### WORK TO BE COMPLETED
Please render all of the data below as a Markdown table with two columns, Row and Line: Row holds the row number and Line holds the text of that line. Leave out blank lines.

** Begin **

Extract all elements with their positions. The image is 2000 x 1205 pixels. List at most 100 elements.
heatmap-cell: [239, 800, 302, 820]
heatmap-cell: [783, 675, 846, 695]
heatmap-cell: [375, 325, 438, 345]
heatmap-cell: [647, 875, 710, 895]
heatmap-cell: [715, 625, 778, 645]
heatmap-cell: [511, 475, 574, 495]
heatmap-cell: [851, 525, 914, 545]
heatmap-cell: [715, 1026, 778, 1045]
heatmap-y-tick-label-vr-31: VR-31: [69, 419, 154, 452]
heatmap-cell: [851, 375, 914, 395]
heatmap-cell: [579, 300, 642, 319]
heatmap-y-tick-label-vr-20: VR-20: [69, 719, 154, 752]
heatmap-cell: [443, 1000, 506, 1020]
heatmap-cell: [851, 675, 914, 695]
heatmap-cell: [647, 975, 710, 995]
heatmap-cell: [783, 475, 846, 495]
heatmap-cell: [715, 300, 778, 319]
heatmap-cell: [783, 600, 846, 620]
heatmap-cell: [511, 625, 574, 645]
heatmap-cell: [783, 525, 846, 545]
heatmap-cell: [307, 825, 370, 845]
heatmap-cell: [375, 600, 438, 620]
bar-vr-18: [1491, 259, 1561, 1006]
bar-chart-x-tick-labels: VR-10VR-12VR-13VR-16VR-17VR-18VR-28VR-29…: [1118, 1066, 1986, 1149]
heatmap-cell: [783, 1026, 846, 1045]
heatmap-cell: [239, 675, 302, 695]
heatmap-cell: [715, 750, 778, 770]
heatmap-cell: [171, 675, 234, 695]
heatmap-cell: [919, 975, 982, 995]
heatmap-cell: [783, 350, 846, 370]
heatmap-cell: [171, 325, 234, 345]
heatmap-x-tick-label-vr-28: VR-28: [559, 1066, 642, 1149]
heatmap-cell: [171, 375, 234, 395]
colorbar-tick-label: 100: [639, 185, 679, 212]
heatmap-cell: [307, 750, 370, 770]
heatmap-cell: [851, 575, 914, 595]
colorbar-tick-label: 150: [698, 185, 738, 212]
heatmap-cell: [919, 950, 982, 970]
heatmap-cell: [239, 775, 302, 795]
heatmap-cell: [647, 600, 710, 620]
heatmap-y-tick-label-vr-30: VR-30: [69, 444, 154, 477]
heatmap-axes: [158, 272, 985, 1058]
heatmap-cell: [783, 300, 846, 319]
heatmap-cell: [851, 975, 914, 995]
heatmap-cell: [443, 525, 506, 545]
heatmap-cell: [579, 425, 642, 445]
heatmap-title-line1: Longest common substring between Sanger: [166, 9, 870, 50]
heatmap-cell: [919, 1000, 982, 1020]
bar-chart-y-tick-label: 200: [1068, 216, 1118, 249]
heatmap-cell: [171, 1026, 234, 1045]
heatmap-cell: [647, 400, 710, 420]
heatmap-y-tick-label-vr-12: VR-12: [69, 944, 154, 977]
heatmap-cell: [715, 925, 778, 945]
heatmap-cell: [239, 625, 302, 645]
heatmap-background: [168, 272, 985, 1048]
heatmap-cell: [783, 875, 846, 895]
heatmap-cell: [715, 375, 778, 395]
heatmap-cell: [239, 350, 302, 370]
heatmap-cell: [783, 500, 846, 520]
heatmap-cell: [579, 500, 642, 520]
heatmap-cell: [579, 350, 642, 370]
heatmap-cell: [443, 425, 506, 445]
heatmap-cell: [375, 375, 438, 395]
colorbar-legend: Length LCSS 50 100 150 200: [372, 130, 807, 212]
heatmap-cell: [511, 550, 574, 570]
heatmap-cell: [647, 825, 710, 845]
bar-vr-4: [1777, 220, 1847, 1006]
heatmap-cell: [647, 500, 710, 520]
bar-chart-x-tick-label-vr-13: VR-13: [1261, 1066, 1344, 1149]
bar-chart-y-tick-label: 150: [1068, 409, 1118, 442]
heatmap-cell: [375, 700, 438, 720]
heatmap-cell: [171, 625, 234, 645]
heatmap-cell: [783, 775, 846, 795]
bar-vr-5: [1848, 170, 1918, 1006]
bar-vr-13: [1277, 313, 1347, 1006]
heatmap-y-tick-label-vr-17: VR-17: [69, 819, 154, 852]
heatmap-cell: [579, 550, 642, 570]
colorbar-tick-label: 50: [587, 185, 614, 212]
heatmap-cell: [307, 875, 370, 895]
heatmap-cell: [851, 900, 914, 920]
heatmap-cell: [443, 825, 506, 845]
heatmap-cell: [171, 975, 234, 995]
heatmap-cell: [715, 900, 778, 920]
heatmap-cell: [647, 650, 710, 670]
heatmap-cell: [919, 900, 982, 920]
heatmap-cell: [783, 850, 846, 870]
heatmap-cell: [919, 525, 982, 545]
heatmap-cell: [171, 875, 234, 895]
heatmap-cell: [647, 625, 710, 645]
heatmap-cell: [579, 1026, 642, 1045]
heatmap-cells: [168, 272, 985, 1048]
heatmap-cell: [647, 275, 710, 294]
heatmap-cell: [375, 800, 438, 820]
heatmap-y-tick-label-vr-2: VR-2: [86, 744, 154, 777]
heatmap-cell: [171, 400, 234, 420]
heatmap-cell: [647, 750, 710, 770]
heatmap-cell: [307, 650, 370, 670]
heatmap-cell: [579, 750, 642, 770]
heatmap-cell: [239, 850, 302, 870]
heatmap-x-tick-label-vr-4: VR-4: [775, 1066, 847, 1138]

** End **

### SOLUTION TO THIS TASK
| Row | Line |
|---|---|
| 1 | Extract all elements with their positions. The image is 2000 x 1205 pixels. List at most 100 elements. |
| 2 | heatmap-cell: [239, 800, 302, 820] |
| 3 | heatmap-cell: [783, 675, 846, 695] |
| 4 | heatmap-cell: [375, 325, 438, 345] |
| 5 | heatmap-cell: [647, 875, 710, 895] |
| 6 | heatmap-cell: [715, 625, 778, 645] |
| 7 | heatmap-cell: [511, 475, 574, 495] |
| 8 | heatmap-cell: [851, 525, 914, 545] |
| 9 | heatmap-cell: [715, 1026, 778, 1045] |
| 10 | heatmap-y-tick-label-vr-31: VR-31: [69, 419, 154, 452] |
| 11 | heatmap-cell: [851, 375, 914, 395] |
| 12 | heatmap-cell: [579, 300, 642, 319] |
| 13 | heatmap-y-tick-label-vr-20: VR-20: [69, 719, 154, 752] |
| 14 | heatmap-cell: [443, 1000, 506, 1020] |
| 15 | heatmap-cell: [851, 675, 914, 695] |
| 16 | heatmap-cell: [647, 975, 710, 995] |
| 17 | heatmap-cell: [783, 475, 846, 495] |
| 18 | heatmap-cell: [715, 300, 778, 319] |
| 19 | heatmap-cell: [783, 600, 846, 620] |
| 20 | heatmap-cell: [511, 625, 574, 645] |
| 21 | heatmap-cell: [783, 525, 846, 545] |
| 22 | heatmap-cell: [307, 825, 370, 845] |
| 23 | heatmap-cell: [375, 600, 438, 620] |
| 24 | bar-vr-18: [1491, 259, 1561, 1006] |
| 25 | bar-chart-x-tick-labels: VR-10VR-12VR-13VR-16VR-17VR-18VR-28VR-29…: [1118, 1066, 1986, 1149] |
| 26 | heatmap-cell: [783, 1026, 846, 1045] |
| 27 | heatmap-cell: [239, 675, 302, 695] |
| 28 | heatmap-cell: [715, 750, 778, 770] |
| 29 | heatmap-cell: [171, 675, 234, 695] |
| 30 | heatmap-cell: [919, 975, 982, 995] |
| 31 | heatmap-cell: [783, 350, 846, 370] |
| 32 | heatmap-cell: [171, 325, 234, 345] |
| 33 | heatmap-x-tick-label-vr-28: VR-28: [559, 1066, 642, 1149] |
| 34 | heatmap-cell: [171, 375, 234, 395] |
| 35 | colorbar-tick-label: 100: [639, 185, 679, 212] |
| 36 | heatmap-cell: [307, 750, 370, 770] |
| 37 | heatmap-cell: [851, 575, 914, 595] |
| 38 | colorbar-tick-label: 150: [698, 185, 738, 212] |
| 39 | heatmap-cell: [919, 950, 982, 970] |
| 40 | heatmap-cell: [239, 775, 302, 795] |
| 41 | heatmap-cell: [647, 600, 710, 620] |
| 42 | heatmap-y-tick-label-vr-30: VR-30: [69, 444, 154, 477] |
| 43 | heatmap-axes: [158, 272, 985, 1058] |
| 44 | heatmap-cell: [783, 300, 846, 319] |
| 45 | heatmap-cell: [851, 975, 914, 995] |
| 46 | heatmap-cell: [443, 525, 506, 545] |
| 47 | heatmap-cell: [579, 425, 642, 445] |
| 48 | heatmap-title-line1: Longest common substring between Sanger: [166, 9, 870, 50] |
| 49 | heatmap-cell: [919, 1000, 982, 1020] |
| 50 | bar-chart-y-tick-label: 200: [1068, 216, 1118, 249] |
| 51 | heatmap-cell: [171, 1026, 234, 1045] |
| 52 | heatmap-cell: [647, 400, 710, 420] |
| 53 | heatmap-y-tick-label-vr-12: VR-12: [69, 944, 154, 977] |
| 54 | heatmap-cell: [715, 925, 778, 945] |
| 55 | heatmap-cell: [239, 625, 302, 645] |
| 56 | heatmap-background: [168, 272, 985, 1048] |
| 57 | heatmap-cell: [783, 875, 846, 895] |
| 58 | heatmap-cell: [715, 375, 778, 395] |
| 59 | heatmap-cell: [239, 350, 302, 370] |
| 60 | heatmap-cell: [783, 500, 846, 520] |
| 61 | heatmap-cell: [579, 500, 642, 520] |
| 62 | heatmap-cell: [579, 350, 642, 370] |
| 63 | heatmap-cell: [443, 425, 506, 445] |
| 64 | heatmap-cell: [375, 375, 438, 395] |
| 65 | colorbar-legend: Length LCSS 50 100 150 200: [372, 130, 807, 212] |
| 66 | heatmap-cell: [511, 550, 574, 570] |
| 67 | heatmap-cell: [647, 825, 710, 845] |
| 68 | bar-vr-4: [1777, 220, 1847, 1006] |
| 69 | heatmap-cell: [647, 500, 710, 520] |
| 70 | bar-chart-x-tick-label-vr-13: VR-13: [1261, 1066, 1344, 1149] |
| 71 | bar-chart-y-tick-label: 150: [1068, 409, 1118, 442] |
| 72 | heatmap-cell: [375, 700, 438, 720] |
| 73 | heatmap-cell: [171, 625, 234, 645] |
| 74 | heatmap-cell: [783, 775, 846, 795] |
| 75 | bar-vr-5: [1848, 170, 1918, 1006] |
| 76 | bar-vr-13: [1277, 313, 1347, 1006] |
| 77 | heatmap-y-tick-label-vr-17: VR-17: [69, 819, 154, 852] |
| 78 | heatmap-cell: [579, 550, 642, 570] |
| 79 | colorbar-tick-label: 50: [587, 185, 614, 212] |
| 80 | heatmap-cell: [307, 875, 370, 895] |
| 81 | heatmap-cell: [851, 900, 914, 920] |
| 82 | heatmap-cell: [443, 825, 506, 845] |
| 83 | heatmap-cell: [171, 975, 234, 995] |
| 84 | heatmap-cell: [715, 900, 778, 920] |
| 85 | heatmap-cell: [647, 650, 710, 670] |
| 86 | heatmap-cell: [919, 900, 982, 920] |
| 87 | heatmap-cell: [783, 850, 846, 870] |
| 88 | heatmap-cell: [919, 525, 982, 545] |
| 89 | heatmap-cell: [171, 875, 234, 895] |
| 90 | heatmap-cell: [647, 625, 710, 645] |
| 91 | heatmap-cell: [579, 1026, 642, 1045] |
| 92 | heatmap-cells: [168, 272, 985, 1048] |
| 93 | heatmap-cell: [647, 275, 710, 294] |
| 94 | heatmap-cell: [375, 800, 438, 820] |
| 95 | heatmap-y-tick-label-vr-2: VR-2: [86, 744, 154, 777] |
| 96 | heatmap-cell: [171, 400, 234, 420] |
| 97 | heatmap-cell: [647, 750, 710, 770] |
| 98 | heatmap-cell: [307, 650, 370, 670] |
| 99 | heatmap-cell: [579, 750, 642, 770] |
| 100 | heatmap-cell: [239, 850, 302, 870] |
| 101 | heatmap-x-tick-label-vr-4: VR-4: [775, 1066, 847, 1138] |